### Input
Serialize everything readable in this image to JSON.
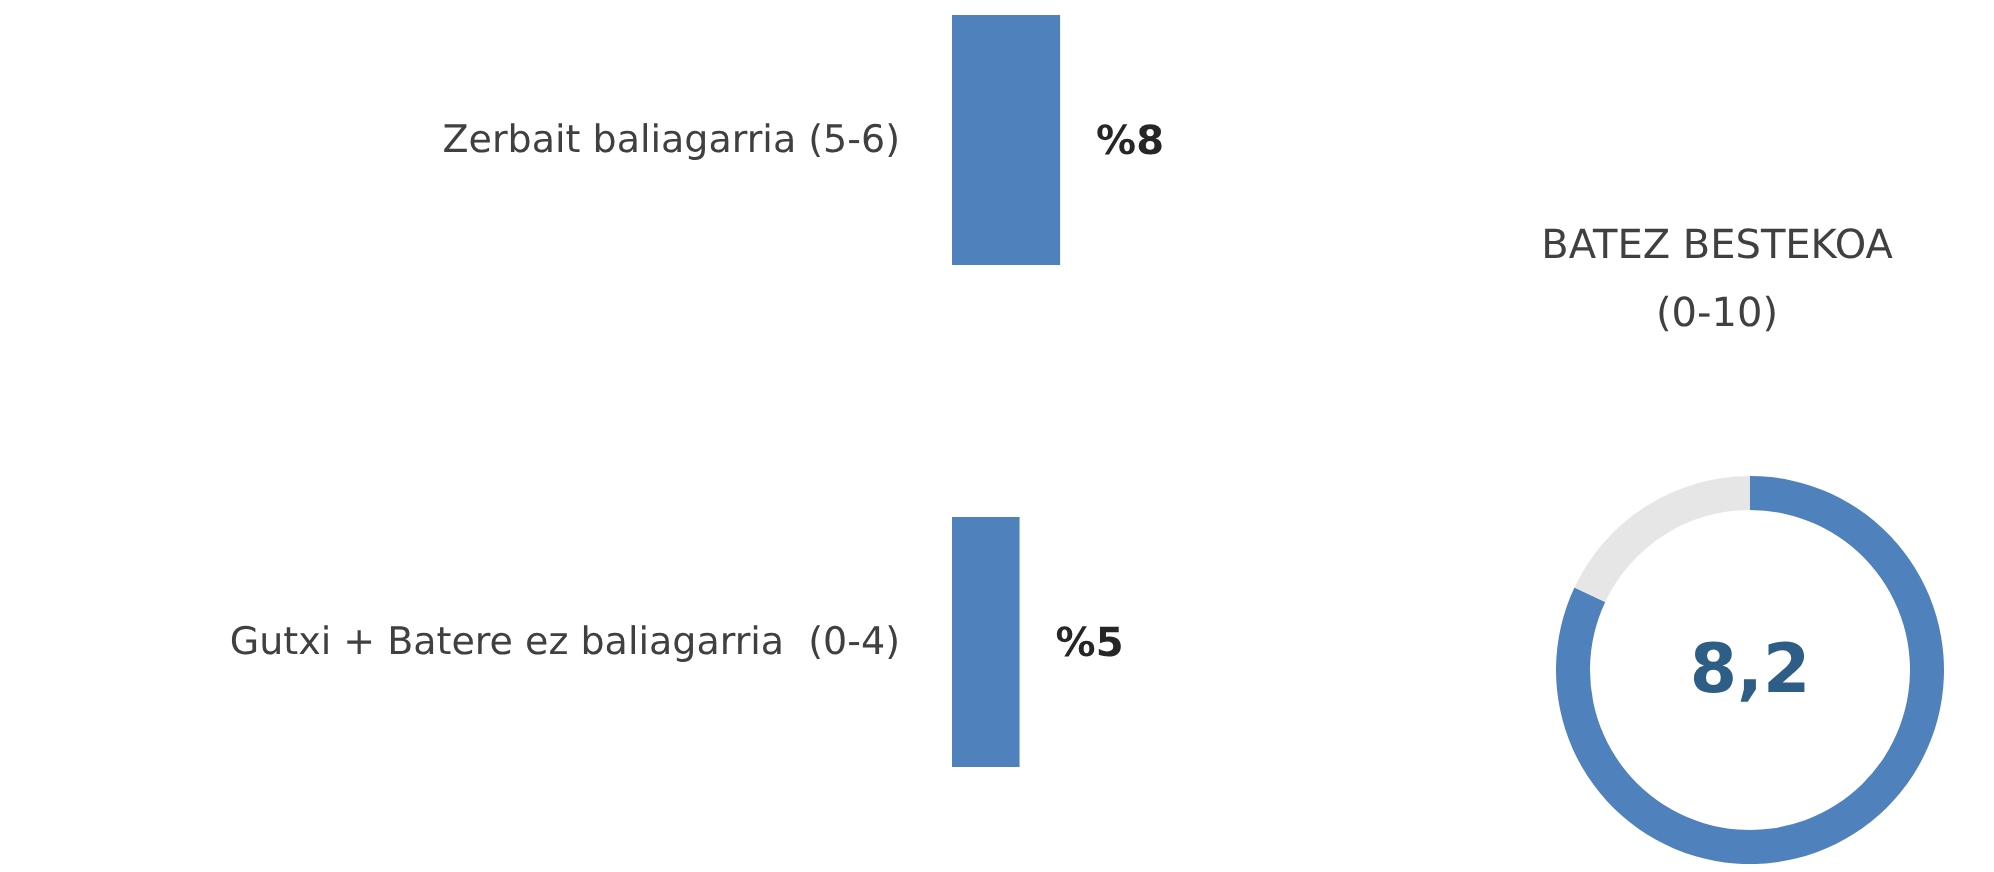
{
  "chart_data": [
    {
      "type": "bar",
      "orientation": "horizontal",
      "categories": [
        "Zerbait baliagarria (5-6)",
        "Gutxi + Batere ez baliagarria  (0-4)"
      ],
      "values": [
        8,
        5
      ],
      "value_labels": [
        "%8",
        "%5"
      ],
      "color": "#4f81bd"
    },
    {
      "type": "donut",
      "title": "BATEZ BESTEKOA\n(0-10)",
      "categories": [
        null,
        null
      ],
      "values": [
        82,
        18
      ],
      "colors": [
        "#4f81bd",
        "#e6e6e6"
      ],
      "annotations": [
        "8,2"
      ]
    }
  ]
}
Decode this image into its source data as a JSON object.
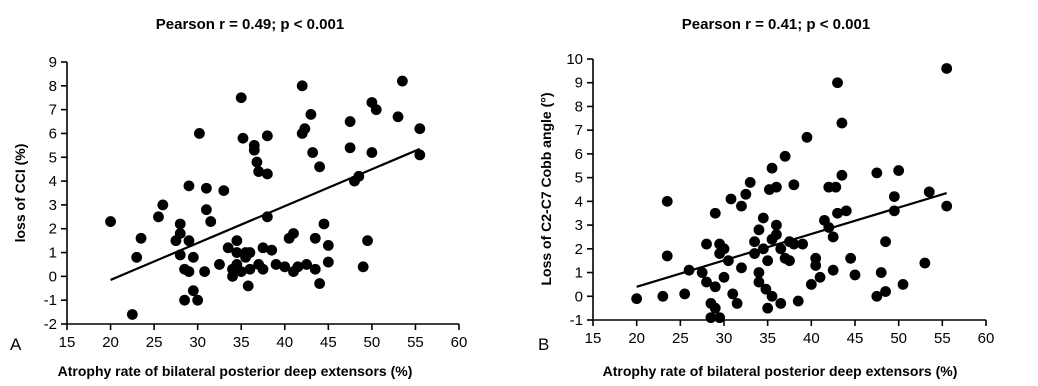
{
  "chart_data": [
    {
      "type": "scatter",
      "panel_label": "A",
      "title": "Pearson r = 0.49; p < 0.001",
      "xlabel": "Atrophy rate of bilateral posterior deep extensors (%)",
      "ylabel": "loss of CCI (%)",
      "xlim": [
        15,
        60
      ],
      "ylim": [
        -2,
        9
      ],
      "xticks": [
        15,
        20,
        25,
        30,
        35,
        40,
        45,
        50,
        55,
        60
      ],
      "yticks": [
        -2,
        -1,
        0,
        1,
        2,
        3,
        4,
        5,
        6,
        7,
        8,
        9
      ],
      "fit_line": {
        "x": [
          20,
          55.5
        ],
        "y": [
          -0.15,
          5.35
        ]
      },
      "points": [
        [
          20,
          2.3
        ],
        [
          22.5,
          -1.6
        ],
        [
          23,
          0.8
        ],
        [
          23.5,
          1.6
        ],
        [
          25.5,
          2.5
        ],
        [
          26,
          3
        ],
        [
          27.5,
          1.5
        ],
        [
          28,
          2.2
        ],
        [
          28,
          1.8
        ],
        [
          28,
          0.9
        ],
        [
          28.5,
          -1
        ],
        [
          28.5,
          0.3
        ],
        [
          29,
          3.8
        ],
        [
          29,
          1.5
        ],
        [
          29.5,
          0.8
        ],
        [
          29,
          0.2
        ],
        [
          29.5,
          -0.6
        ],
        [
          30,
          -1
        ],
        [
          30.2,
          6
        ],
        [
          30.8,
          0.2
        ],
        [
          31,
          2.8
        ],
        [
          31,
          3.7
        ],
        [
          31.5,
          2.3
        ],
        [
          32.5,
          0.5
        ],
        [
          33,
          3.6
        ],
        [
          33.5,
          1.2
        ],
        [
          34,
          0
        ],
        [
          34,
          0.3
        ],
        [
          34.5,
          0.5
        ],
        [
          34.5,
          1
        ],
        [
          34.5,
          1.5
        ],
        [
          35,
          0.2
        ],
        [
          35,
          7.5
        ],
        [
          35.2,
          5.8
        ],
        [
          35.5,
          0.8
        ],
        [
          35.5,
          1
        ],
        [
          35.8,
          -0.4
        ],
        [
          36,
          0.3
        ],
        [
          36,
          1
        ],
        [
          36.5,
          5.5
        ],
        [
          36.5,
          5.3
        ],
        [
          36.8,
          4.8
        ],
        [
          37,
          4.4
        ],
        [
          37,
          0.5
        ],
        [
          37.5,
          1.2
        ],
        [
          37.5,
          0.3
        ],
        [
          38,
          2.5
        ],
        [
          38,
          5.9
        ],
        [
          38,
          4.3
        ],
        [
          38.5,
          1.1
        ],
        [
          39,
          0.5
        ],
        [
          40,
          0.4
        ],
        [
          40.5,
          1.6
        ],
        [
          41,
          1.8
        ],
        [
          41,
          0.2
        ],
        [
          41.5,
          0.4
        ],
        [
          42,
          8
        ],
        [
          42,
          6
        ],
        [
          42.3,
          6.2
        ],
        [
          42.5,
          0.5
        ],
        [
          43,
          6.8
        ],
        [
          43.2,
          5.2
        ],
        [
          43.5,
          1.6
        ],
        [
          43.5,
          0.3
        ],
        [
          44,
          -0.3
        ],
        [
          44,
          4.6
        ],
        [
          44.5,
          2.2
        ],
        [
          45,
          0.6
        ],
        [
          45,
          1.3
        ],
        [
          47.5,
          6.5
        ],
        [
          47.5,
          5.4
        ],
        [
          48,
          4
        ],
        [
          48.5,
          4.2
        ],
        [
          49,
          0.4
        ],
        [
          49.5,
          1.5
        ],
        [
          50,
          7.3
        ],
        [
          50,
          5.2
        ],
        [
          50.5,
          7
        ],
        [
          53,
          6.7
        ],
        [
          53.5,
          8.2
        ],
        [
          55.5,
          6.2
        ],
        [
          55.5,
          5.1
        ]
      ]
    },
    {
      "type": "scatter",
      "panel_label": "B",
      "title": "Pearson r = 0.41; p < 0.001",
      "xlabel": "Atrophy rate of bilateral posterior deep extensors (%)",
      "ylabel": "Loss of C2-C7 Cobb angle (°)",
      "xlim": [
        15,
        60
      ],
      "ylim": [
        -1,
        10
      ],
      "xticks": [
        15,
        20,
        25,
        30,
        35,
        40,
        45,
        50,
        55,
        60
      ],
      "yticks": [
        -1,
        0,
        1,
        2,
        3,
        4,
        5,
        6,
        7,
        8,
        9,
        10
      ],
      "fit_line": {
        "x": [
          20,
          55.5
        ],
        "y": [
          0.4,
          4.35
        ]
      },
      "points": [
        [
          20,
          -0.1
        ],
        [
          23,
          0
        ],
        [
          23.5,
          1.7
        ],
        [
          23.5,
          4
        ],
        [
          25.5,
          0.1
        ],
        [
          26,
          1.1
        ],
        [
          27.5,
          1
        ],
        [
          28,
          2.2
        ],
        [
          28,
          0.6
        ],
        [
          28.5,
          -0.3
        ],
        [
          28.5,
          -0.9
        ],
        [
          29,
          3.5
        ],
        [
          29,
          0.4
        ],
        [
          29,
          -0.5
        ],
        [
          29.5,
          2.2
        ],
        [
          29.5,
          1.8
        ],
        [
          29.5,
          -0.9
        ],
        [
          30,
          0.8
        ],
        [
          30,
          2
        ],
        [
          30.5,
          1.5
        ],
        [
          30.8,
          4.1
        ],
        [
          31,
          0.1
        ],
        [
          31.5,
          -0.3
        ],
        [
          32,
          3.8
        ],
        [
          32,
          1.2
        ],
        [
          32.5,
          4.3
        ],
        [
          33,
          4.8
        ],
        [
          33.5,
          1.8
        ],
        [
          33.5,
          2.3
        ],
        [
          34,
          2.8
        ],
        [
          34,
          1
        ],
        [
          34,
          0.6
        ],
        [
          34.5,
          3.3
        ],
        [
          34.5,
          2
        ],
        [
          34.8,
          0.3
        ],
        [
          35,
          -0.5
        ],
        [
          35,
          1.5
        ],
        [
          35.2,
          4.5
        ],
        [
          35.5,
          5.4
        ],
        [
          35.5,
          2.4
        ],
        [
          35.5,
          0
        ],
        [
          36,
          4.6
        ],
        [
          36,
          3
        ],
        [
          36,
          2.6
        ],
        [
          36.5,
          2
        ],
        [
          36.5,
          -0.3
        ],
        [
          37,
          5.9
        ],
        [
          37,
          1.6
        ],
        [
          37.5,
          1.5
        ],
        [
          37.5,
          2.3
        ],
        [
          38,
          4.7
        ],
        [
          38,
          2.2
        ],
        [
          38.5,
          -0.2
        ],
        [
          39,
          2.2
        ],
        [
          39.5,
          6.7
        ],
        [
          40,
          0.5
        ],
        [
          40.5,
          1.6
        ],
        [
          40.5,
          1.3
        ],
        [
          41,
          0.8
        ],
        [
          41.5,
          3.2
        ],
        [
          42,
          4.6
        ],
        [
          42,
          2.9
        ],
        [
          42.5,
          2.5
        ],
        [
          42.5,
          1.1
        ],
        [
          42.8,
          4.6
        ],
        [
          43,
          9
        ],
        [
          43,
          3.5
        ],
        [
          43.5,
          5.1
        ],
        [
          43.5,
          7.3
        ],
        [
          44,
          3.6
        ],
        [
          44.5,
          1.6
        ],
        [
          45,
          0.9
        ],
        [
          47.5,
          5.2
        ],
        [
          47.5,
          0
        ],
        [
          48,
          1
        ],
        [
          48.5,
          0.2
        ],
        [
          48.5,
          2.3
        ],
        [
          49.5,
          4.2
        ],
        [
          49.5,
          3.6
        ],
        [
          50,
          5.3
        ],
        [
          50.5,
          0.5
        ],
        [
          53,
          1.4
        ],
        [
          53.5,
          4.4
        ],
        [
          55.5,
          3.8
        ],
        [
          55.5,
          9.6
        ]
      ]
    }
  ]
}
--
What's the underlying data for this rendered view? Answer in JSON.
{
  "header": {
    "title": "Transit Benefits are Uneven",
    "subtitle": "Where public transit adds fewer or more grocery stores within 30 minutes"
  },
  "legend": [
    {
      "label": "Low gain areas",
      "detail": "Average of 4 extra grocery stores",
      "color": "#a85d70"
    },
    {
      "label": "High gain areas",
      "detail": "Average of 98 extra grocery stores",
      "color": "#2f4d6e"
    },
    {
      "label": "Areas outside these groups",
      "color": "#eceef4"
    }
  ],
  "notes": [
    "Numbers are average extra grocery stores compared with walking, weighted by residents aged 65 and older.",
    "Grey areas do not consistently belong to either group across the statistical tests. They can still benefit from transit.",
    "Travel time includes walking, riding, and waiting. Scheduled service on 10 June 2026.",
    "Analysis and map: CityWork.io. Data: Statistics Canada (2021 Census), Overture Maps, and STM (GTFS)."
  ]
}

### Written request
Every line above that contains the word "stores" should be reported.

### Correct output
    "subtitle": "Where public transit adds fewer or more grocery stores within 30 minutes"
      "detail": "Average of 4 extra grocery stores",
      "detail": "Average of 98 extra grocery stores",
    "Numbers are average extra grocery stores compared with walking, weighted by residents aged 65 and older.",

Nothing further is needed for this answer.